◆ TASK GOAL ◆
Please give the stretch of material from its start through the line containing "tab-query[interactable]: emprestimos_realizados [802,89,910,105]", both ends included, as a JSON list of strings with one string per line and no blank lines.

[Some records]

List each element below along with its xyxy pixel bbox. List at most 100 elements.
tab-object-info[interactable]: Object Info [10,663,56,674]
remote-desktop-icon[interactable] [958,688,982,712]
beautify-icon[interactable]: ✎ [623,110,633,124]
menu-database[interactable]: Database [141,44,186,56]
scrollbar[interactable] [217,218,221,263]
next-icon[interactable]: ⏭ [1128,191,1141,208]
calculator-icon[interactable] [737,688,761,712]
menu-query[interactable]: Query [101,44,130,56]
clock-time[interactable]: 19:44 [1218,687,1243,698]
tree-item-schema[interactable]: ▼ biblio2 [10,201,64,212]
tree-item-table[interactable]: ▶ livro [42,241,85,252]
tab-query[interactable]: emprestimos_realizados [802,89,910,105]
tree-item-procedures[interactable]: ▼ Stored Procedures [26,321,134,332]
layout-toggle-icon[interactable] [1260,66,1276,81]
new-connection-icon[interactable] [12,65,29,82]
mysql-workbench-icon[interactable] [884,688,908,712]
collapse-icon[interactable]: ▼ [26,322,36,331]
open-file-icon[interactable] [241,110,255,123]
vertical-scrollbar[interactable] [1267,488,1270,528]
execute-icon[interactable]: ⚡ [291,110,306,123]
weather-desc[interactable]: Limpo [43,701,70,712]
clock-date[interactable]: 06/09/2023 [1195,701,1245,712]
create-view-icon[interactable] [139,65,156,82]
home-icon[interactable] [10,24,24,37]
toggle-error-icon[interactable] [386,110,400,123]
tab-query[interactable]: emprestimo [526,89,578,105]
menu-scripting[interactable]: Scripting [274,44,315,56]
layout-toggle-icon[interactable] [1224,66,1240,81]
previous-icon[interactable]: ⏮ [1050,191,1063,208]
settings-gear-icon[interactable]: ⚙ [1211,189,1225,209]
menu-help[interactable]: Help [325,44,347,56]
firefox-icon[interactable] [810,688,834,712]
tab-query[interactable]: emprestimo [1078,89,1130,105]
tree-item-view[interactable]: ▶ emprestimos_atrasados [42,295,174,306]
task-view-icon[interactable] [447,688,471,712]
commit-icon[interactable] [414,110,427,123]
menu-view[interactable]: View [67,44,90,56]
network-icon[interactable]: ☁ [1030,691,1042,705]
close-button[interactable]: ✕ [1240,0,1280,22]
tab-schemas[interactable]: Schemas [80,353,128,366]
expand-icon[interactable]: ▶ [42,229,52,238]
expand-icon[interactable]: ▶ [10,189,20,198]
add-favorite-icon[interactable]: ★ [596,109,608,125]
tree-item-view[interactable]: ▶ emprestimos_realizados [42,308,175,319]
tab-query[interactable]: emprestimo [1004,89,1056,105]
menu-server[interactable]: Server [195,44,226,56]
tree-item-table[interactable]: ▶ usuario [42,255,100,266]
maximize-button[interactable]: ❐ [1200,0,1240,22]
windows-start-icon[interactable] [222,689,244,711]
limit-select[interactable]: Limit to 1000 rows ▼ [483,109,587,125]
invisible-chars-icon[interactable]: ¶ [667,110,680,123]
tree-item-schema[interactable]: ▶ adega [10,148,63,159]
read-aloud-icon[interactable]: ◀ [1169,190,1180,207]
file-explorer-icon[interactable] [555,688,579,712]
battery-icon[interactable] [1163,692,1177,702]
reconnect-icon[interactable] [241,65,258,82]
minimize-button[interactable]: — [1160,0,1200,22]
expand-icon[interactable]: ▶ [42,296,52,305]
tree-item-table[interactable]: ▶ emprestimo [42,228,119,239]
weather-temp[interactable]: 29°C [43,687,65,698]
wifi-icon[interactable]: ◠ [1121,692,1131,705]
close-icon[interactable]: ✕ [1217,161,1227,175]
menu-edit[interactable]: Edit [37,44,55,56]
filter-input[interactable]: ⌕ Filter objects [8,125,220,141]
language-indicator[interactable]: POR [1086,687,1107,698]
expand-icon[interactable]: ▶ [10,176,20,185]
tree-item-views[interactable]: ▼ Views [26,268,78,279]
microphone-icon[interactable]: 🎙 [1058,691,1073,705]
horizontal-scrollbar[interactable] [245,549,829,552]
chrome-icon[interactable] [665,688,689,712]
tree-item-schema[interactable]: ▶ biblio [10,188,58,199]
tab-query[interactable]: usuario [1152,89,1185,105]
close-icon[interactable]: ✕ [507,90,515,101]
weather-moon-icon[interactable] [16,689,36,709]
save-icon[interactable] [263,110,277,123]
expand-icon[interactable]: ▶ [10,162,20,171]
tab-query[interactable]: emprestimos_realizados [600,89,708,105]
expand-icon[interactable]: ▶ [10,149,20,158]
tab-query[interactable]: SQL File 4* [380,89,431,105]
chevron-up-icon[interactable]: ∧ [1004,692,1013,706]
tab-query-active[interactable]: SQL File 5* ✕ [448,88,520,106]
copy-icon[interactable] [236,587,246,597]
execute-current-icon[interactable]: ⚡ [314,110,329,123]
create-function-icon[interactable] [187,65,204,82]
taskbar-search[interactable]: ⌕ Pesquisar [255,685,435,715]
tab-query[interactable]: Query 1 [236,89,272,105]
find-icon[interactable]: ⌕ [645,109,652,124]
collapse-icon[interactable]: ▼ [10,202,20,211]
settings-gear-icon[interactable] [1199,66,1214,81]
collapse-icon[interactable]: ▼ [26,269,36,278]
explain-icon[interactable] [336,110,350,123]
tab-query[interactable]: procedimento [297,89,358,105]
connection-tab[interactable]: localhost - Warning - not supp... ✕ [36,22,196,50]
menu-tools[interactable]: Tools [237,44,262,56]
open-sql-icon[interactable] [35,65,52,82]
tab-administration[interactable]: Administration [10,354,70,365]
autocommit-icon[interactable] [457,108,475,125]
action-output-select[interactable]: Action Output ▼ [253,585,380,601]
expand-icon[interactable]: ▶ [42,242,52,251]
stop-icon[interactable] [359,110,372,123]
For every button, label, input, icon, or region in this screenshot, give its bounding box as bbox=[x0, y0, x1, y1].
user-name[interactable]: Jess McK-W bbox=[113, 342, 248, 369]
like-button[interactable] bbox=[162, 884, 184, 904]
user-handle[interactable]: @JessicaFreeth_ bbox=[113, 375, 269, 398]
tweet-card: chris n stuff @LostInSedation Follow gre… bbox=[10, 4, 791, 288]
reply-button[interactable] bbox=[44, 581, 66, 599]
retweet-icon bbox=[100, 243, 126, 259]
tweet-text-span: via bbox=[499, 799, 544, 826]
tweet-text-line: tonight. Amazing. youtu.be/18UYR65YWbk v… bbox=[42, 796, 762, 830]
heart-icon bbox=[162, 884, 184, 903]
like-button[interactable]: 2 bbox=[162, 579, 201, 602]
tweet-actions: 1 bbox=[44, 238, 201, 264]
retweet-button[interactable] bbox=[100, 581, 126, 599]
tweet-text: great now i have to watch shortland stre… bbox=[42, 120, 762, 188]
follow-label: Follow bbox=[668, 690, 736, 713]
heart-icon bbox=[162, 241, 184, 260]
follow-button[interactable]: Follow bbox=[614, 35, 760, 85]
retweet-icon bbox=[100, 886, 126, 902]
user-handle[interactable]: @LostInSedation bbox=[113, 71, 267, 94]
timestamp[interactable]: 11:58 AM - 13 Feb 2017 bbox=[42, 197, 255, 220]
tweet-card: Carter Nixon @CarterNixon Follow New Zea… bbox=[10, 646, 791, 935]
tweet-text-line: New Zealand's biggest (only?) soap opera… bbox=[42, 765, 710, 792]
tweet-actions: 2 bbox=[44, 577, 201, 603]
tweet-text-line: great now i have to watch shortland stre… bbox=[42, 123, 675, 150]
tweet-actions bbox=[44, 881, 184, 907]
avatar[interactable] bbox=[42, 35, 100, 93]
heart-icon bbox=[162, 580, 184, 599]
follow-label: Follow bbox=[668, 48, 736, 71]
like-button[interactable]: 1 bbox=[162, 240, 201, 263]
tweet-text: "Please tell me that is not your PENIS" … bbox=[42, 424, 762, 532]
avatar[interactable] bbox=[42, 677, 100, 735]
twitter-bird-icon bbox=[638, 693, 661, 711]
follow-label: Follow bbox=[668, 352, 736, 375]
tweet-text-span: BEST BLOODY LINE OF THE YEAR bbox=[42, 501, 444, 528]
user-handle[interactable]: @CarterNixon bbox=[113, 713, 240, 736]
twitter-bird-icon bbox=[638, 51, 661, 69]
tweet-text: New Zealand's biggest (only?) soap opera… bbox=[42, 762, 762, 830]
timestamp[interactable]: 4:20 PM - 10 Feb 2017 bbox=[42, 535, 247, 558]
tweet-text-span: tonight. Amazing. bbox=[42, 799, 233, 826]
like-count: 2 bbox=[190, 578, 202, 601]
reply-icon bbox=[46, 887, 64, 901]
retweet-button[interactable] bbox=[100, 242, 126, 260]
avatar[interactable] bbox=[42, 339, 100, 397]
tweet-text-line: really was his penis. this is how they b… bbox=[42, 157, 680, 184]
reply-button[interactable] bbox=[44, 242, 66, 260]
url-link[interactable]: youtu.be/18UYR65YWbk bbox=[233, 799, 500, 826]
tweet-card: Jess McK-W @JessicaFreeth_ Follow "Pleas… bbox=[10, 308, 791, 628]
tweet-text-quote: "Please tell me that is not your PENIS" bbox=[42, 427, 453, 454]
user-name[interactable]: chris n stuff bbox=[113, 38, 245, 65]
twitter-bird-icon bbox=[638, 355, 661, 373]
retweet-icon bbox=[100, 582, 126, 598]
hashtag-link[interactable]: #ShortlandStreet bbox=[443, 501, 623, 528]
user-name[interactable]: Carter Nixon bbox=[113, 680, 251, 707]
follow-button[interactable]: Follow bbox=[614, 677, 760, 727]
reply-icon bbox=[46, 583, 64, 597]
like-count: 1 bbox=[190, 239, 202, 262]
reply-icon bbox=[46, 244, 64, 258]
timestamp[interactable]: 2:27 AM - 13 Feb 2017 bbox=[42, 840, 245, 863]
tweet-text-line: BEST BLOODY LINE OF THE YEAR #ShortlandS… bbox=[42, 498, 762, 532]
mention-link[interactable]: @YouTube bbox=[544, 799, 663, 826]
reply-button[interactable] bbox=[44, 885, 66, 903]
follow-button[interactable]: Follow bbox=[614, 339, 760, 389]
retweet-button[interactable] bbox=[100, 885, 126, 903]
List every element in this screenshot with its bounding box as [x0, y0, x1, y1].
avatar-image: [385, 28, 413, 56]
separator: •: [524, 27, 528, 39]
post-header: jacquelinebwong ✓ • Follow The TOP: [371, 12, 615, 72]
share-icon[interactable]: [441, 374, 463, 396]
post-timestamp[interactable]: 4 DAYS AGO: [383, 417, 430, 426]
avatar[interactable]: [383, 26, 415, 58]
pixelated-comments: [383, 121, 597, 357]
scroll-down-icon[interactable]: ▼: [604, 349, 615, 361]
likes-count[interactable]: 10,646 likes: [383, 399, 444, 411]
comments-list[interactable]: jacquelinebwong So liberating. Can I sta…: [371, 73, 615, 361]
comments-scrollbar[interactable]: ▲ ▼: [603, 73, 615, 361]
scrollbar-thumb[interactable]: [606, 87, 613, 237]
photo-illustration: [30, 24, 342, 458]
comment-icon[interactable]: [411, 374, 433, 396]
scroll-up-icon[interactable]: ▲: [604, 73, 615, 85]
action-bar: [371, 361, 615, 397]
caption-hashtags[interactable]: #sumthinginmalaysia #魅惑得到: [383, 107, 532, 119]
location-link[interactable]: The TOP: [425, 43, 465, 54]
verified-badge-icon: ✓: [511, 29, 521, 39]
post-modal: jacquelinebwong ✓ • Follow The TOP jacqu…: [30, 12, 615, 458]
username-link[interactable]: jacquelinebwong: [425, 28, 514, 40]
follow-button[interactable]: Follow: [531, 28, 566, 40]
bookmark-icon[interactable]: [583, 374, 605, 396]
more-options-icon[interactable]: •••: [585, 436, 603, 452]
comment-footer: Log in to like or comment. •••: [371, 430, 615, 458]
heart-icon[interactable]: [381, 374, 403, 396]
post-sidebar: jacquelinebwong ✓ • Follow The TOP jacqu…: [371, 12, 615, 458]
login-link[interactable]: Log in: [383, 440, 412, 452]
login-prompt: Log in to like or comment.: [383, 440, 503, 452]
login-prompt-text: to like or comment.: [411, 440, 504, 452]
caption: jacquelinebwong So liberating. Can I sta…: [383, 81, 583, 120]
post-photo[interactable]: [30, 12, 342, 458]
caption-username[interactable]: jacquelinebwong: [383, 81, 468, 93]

◆ REPLY TO THE TASK ◆
[
  "List each element below along with its xyxy pixel bbox. List at most 100 elements.",
  "tab-object-info[interactable]: Object Info [10,663,56,674]",
  "remote-desktop-icon[interactable] [958,688,982,712]",
  "beautify-icon[interactable]: ✎ [623,110,633,124]",
  "menu-database[interactable]: Database [141,44,186,56]",
  "scrollbar[interactable] [217,218,221,263]",
  "next-icon[interactable]: ⏭ [1128,191,1141,208]",
  "calculator-icon[interactable] [737,688,761,712]",
  "menu-query[interactable]: Query [101,44,130,56]",
  "clock-time[interactable]: 19:44 [1218,687,1243,698]",
  "tree-item-schema[interactable]: ▼ biblio2 [10,201,64,212]",
  "tree-item-table[interactable]: ▶ livro [42,241,85,252]",
  "tab-query[interactable]: emprestimos_realizados [802,89,910,105]"
]